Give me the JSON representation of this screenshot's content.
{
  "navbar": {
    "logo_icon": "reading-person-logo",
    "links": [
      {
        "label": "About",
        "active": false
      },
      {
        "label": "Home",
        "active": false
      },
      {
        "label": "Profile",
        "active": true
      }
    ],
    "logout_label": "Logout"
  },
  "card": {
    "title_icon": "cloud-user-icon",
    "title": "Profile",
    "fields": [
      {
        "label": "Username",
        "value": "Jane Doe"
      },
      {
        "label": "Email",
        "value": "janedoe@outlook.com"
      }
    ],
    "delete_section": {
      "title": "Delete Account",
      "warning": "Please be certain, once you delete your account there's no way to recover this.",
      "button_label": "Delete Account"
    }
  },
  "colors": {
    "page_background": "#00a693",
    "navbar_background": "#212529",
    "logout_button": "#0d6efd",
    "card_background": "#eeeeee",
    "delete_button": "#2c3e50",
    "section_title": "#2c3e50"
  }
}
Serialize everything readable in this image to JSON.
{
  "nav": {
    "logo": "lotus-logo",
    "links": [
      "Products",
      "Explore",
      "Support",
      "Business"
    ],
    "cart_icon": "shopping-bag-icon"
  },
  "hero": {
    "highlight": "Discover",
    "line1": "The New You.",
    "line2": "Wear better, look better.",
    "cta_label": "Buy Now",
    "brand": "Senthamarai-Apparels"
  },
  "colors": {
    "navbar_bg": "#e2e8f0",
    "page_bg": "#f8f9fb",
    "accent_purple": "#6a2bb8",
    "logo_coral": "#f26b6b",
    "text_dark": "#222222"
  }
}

Work to be completed: Please restate the whole listing word for word.

The result:
Give me the JSON representation of this screenshot's content.
{
  "navbar": {
    "logo_icon": "reading-person-logo",
    "links": [
      {
        "label": "About",
        "active": false
      },
      {
        "label": "Home",
        "active": false
      },
      {
        "label": "Profile",
        "active": true
      }
    ],
    "logout_label": "Logout"
  },
  "card": {
    "title_icon": "cloud-user-icon",
    "title": "Profile",
    "fields": [
      {
        "label": "Username",
        "value": "Jane Doe"
      },
      {
        "label": "Email",
        "value": "janedoe@outlook.com"
      }
    ],
    "delete_section": {
      "title": "Delete Account",
      "warning": "Please be certain, once you delete your account there's no way to recover this.",
      "button_label": "Delete Account"
    }
  },
  "colors": {
    "page_background": "#00a693",
    "navbar_background": "#212529",
    "logout_button": "#0d6efd",
    "card_background": "#eeeeee",
    "delete_button": "#2c3e50",
    "section_title": "#2c3e50"
  }
}
Serialize everything readable in this image to JSON.
{
  "nav": {
    "logo": "lotus-logo",
    "links": [
      "Products",
      "Explore",
      "Support",
      "Business"
    ],
    "cart_icon": "shopping-bag-icon"
  },
  "hero": {
    "highlight": "Discover",
    "line1": "The New You.",
    "line2": "Wear better, look better.",
    "cta_label": "Buy Now",
    "brand": "Senthamarai-Apparels"
  },
  "colors": {
    "navbar_bg": "#e2e8f0",
    "page_bg": "#f8f9fb",
    "accent_purple": "#6a2bb8",
    "logo_coral": "#f26b6b",
    "text_dark": "#222222"
  }
}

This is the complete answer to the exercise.